### What is required
Copy each line of the data below with the word "ПЛАТА".

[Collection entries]
○ ○ ○ ○
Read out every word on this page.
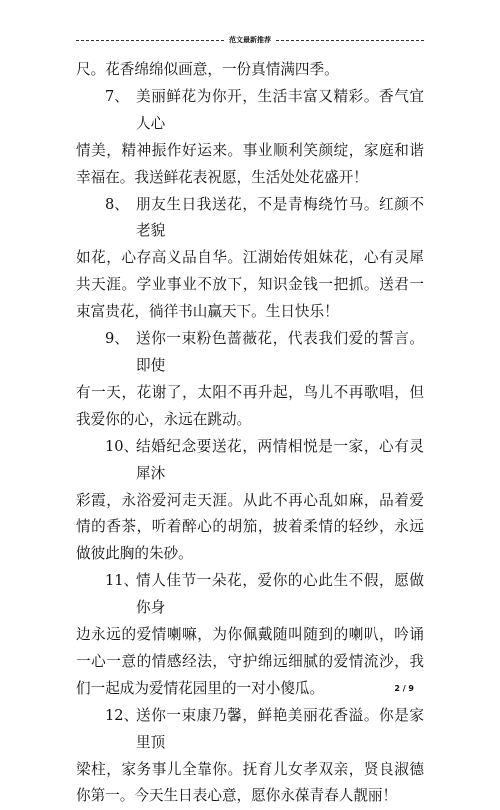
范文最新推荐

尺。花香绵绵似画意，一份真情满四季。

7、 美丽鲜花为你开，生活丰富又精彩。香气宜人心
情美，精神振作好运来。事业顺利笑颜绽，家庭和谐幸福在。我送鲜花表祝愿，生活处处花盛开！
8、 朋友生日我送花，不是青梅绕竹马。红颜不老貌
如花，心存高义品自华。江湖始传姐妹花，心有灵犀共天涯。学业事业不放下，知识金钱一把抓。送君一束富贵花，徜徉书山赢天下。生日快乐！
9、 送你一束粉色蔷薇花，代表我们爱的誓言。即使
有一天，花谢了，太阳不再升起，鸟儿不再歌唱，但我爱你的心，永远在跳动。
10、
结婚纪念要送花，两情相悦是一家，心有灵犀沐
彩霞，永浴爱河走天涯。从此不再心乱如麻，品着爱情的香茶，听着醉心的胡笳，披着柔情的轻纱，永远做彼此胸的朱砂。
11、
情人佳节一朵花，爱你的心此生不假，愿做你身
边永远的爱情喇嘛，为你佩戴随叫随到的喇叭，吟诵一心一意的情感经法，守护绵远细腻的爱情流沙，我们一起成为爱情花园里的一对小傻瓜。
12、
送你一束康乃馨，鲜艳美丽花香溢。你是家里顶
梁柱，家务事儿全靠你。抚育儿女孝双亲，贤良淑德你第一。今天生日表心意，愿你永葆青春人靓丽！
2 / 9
○ ○ ○ ○
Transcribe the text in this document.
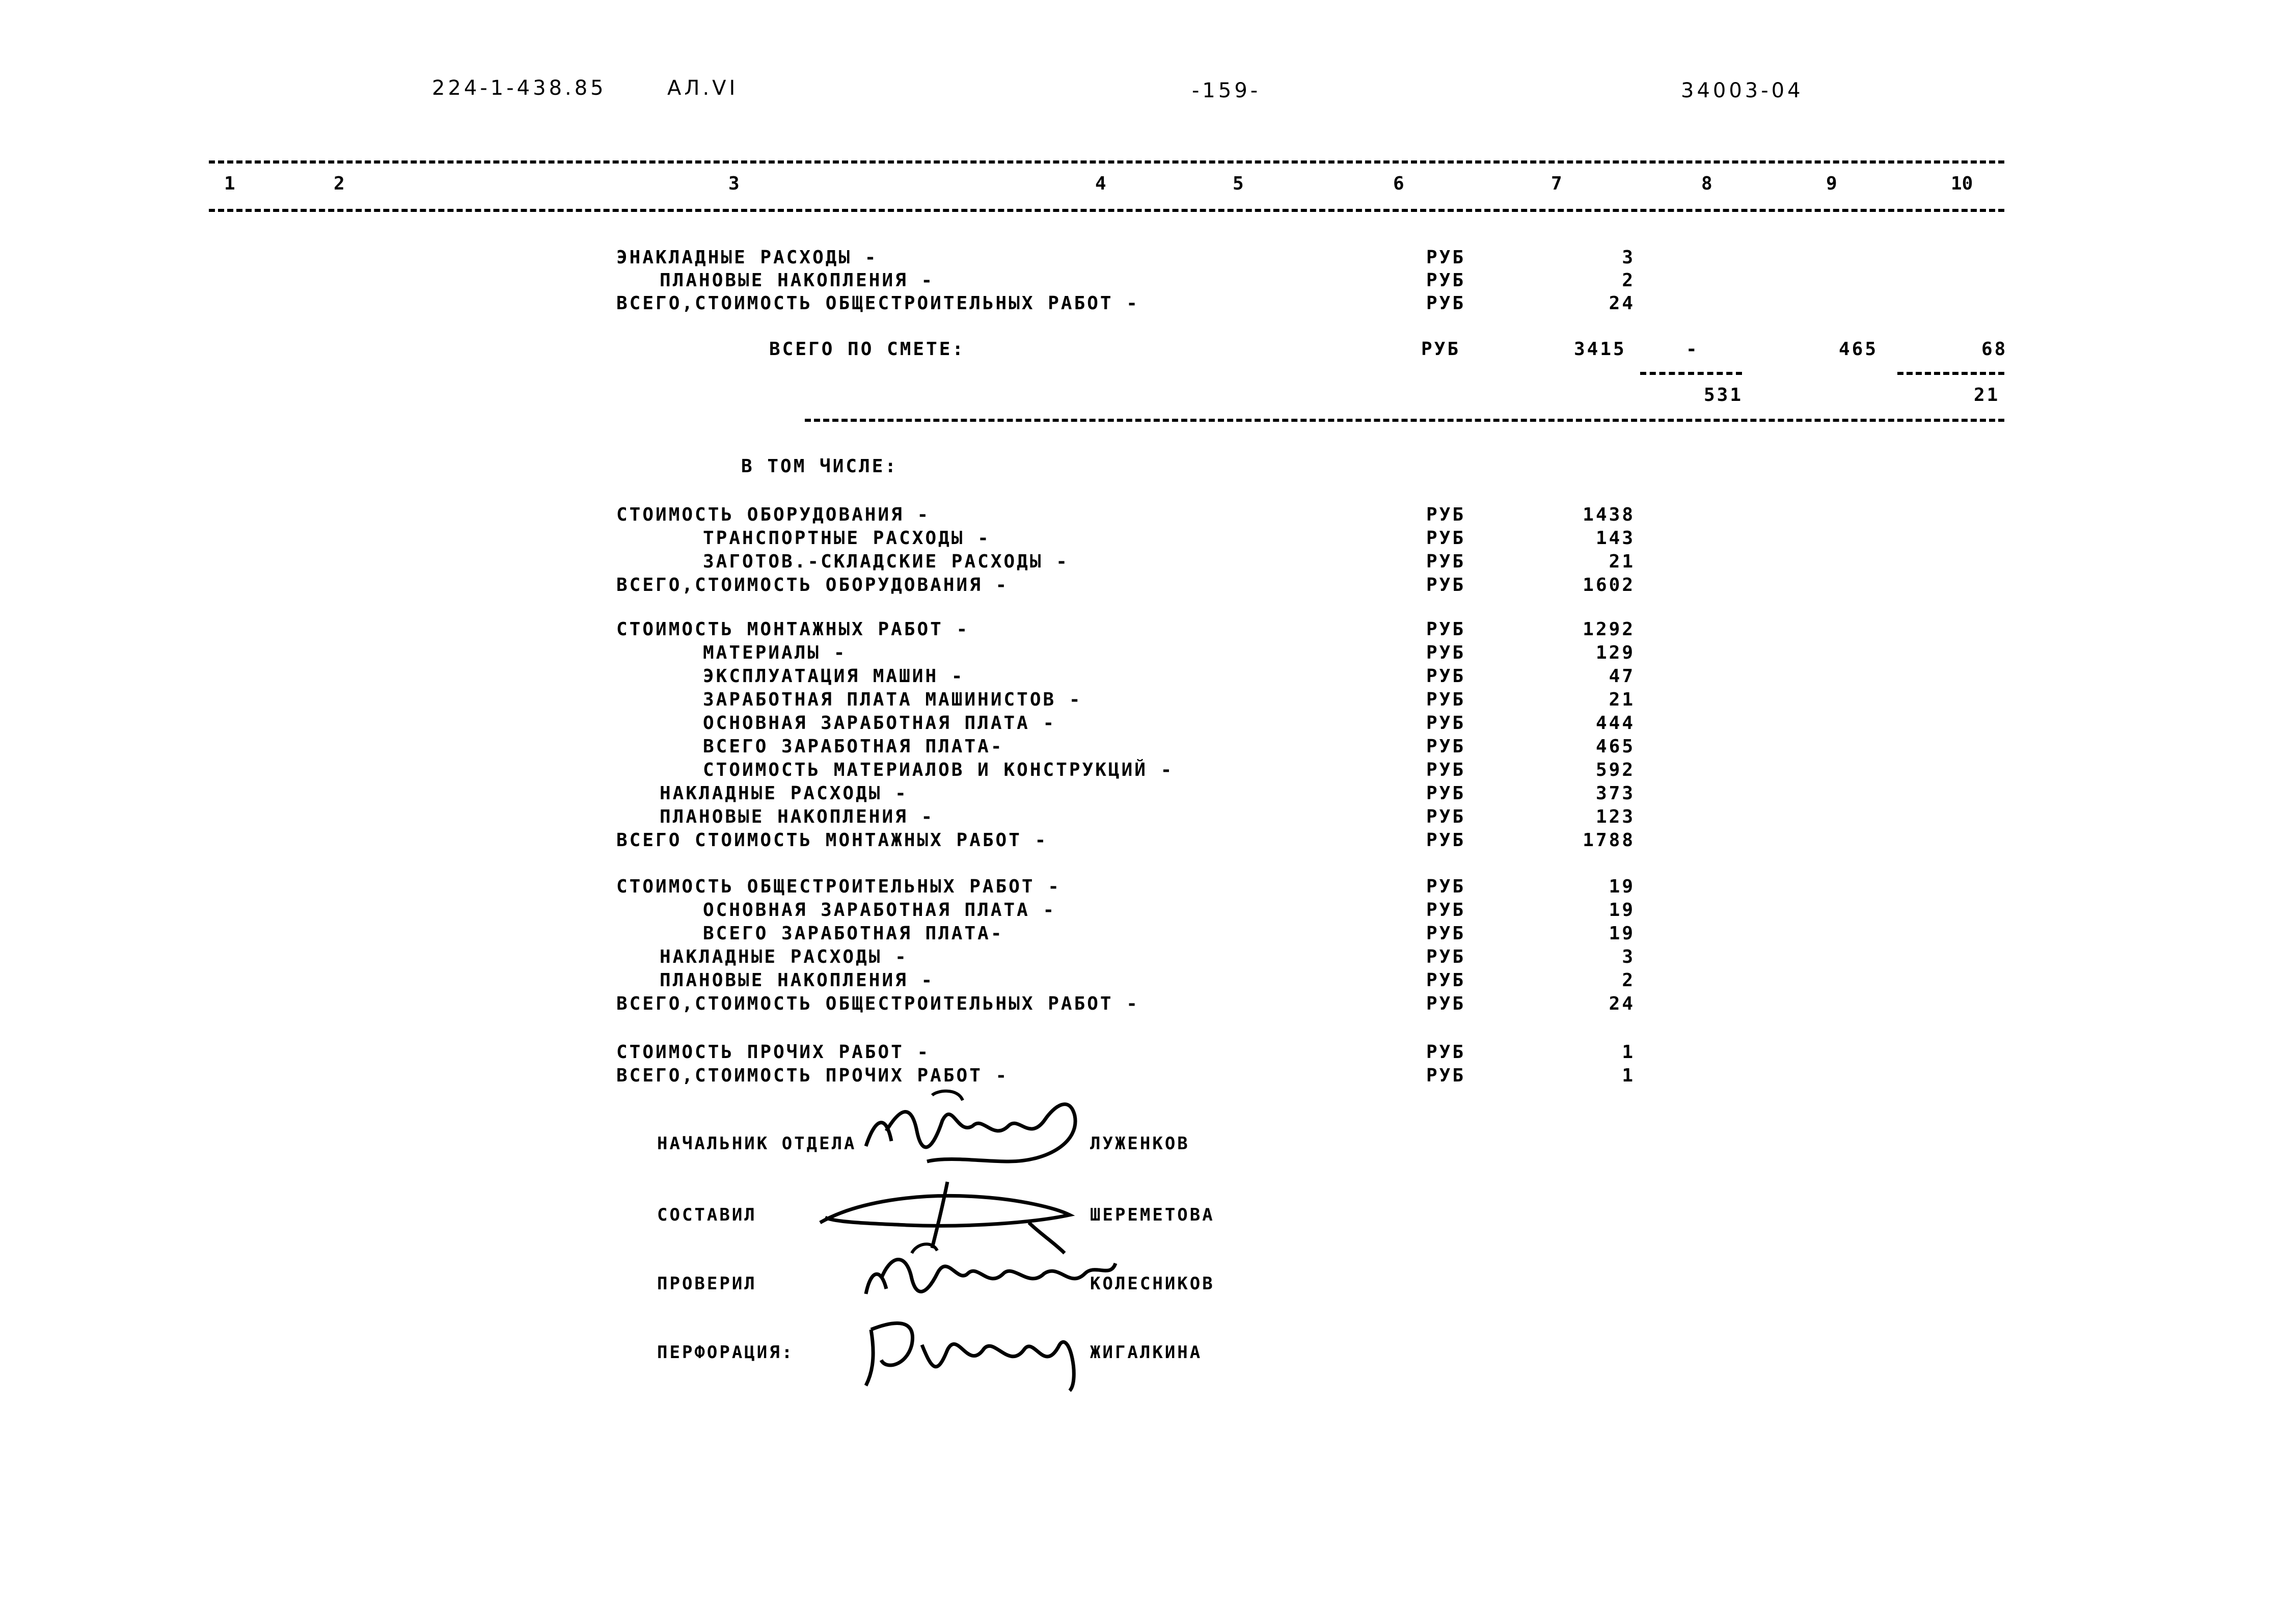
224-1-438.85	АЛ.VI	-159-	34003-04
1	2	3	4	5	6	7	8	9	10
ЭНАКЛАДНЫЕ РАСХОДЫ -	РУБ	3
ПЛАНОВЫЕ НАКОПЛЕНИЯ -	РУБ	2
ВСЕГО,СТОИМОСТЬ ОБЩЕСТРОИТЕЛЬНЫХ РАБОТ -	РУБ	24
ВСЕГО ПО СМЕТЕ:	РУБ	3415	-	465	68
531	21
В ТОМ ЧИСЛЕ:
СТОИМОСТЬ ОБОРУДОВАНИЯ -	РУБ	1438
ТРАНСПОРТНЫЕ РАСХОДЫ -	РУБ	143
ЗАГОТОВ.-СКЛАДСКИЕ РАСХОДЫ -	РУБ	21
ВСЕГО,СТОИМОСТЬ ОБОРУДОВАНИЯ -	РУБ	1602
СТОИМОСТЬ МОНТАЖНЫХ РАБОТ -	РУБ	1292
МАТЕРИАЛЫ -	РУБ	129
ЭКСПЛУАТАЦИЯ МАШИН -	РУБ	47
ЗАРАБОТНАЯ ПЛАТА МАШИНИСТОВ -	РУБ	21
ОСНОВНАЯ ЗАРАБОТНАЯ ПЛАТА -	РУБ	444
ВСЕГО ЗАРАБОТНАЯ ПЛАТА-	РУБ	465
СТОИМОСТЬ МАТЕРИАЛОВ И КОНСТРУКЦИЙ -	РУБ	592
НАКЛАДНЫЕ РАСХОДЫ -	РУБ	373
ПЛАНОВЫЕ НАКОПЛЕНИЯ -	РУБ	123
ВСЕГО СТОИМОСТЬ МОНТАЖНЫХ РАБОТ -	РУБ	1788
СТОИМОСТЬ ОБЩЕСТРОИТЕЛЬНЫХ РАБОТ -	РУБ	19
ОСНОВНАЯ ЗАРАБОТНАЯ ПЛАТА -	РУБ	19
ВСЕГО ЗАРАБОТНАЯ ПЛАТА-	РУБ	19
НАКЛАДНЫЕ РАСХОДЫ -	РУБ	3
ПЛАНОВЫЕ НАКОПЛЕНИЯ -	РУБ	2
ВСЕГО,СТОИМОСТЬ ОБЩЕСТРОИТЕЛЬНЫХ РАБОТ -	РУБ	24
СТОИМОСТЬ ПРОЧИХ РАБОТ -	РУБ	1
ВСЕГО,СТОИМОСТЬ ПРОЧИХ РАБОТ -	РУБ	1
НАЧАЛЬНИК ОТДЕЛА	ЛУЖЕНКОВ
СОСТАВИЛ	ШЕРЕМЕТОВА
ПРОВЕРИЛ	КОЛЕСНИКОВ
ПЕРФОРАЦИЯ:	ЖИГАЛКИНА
○ ○ ○ ○
### Written response
ЗАРАБОТНАЯ ПЛАТА МАШИНИСТОВ -	РУБ	21
ОСНОВНАЯ ЗАРАБОТНАЯ ПЛАТА -	РУБ	444
ВСЕГО ЗАРАБОТНАЯ ПЛАТА-	РУБ	465
ОСНОВНАЯ ЗАРАБОТНАЯ ПЛАТА -	РУБ	19
ВСЕГО ЗАРАБОТНАЯ ПЛАТА-	РУБ	19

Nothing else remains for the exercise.